◆ Supplied material:
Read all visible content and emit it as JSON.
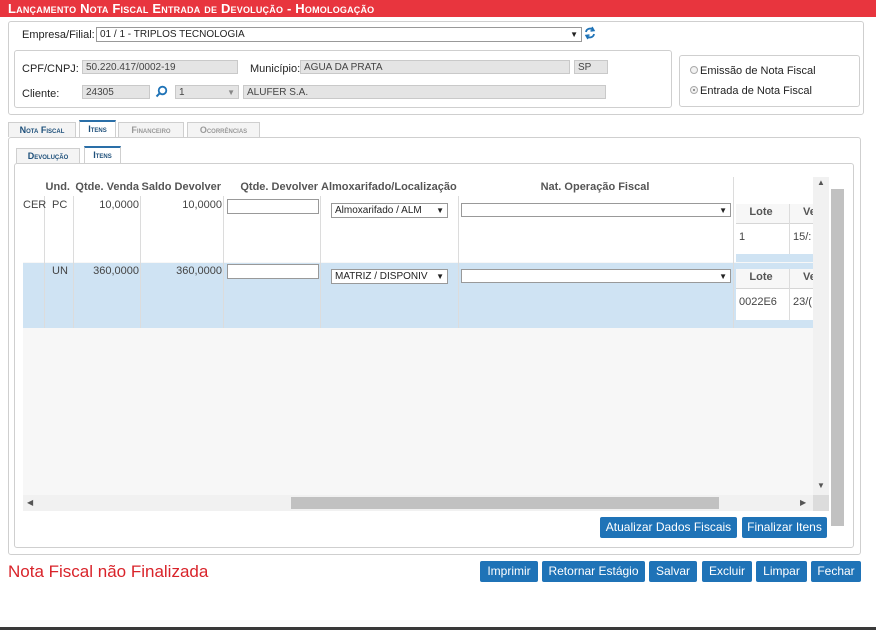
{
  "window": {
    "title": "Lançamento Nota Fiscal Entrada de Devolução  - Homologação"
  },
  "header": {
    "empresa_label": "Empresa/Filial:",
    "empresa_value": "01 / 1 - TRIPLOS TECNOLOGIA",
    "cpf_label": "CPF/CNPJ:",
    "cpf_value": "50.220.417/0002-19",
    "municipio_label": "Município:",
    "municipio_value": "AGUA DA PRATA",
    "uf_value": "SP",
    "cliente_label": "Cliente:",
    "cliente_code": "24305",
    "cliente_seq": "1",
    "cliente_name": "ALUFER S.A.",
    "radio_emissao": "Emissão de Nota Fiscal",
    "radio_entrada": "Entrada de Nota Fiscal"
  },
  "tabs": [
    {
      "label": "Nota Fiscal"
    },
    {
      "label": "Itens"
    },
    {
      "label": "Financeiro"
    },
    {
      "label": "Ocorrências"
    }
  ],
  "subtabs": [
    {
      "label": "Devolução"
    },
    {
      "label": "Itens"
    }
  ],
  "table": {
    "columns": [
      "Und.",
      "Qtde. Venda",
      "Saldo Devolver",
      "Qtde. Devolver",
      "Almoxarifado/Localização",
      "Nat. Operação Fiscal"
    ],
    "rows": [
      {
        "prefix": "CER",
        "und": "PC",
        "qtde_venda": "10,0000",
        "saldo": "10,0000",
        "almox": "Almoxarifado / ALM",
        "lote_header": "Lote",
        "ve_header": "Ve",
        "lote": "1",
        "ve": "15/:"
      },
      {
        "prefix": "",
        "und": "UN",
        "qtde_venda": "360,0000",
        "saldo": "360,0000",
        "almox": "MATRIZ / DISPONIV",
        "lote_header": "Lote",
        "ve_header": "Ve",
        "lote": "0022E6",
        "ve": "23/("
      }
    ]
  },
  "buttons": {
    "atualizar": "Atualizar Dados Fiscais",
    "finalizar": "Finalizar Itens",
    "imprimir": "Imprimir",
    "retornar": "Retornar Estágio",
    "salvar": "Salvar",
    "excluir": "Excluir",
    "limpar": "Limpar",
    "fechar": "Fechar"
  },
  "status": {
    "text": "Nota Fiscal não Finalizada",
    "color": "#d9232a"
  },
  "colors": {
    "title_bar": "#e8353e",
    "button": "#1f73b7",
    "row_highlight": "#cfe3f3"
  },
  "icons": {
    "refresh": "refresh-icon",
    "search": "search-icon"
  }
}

==

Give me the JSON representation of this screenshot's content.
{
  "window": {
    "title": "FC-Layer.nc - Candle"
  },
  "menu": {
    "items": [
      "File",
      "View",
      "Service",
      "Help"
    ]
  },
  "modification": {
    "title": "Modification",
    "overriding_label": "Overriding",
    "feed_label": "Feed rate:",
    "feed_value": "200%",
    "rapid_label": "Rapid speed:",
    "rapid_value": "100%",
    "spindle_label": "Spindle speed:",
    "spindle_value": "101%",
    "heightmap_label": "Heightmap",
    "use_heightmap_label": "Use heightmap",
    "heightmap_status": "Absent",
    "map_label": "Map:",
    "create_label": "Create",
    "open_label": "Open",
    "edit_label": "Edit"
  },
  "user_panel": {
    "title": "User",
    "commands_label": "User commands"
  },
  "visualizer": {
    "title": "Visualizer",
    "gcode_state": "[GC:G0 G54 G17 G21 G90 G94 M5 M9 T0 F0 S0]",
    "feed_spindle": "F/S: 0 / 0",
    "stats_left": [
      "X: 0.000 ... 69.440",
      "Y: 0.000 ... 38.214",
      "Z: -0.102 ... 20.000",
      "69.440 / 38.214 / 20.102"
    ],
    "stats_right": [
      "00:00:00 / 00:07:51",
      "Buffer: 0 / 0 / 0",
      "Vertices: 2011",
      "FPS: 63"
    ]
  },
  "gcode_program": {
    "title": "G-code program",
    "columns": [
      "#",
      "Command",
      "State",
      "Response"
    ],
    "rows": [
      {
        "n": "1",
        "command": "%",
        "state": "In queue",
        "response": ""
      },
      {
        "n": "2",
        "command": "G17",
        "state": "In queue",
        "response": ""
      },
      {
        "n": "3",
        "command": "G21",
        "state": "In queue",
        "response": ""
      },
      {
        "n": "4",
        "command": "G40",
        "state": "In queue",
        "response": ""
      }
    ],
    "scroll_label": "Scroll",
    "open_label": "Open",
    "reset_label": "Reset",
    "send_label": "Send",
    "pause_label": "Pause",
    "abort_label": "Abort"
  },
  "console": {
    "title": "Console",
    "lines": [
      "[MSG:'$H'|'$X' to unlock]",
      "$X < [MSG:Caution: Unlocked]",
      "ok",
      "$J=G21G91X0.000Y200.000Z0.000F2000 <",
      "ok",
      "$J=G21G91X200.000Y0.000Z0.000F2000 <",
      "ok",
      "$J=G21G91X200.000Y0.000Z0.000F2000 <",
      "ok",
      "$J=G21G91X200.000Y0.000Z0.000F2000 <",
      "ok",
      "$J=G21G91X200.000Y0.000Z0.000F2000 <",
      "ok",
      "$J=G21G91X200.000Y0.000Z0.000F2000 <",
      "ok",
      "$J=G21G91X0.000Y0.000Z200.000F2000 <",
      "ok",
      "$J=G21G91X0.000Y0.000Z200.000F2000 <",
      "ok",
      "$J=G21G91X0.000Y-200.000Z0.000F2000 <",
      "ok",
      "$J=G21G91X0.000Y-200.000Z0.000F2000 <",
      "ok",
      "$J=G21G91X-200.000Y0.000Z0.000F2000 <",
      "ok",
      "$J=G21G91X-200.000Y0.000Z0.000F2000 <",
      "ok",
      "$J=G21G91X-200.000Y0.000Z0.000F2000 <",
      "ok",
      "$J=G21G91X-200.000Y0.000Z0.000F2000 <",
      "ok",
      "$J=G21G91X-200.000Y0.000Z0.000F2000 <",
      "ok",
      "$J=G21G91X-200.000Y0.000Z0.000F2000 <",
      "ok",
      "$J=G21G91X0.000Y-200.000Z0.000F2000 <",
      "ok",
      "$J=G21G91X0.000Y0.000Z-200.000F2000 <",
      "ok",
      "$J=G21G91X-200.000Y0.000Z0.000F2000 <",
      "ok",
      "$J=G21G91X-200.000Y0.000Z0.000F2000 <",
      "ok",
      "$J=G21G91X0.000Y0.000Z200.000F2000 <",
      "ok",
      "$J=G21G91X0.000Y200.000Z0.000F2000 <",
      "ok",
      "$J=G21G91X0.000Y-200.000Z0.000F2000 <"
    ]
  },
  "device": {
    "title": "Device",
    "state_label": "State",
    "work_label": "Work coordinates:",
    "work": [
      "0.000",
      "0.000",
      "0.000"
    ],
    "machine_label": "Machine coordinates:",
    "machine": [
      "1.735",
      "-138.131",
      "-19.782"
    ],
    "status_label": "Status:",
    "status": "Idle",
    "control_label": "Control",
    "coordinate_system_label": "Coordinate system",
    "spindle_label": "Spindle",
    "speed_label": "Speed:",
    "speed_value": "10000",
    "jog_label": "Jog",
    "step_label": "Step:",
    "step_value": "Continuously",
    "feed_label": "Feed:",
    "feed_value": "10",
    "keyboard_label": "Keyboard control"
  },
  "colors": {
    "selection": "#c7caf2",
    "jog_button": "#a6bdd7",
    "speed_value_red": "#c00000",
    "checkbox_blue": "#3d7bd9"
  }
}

◆ Problem requirements:
Each line above that holds the string "Fiscal" should be copied and shown.

◆ Answer to this problem:
    "title": "Lançamento Nota Fiscal Entrada de Devolução  - Homologação"
    "radio_emissao": "Emissão de Nota Fiscal",
    "radio_entrada": "Entrada de Nota Fiscal"
      "label": "Nota Fiscal"
      "Nat. Operação Fiscal"
    "text": "Nota Fiscal não Finalizada",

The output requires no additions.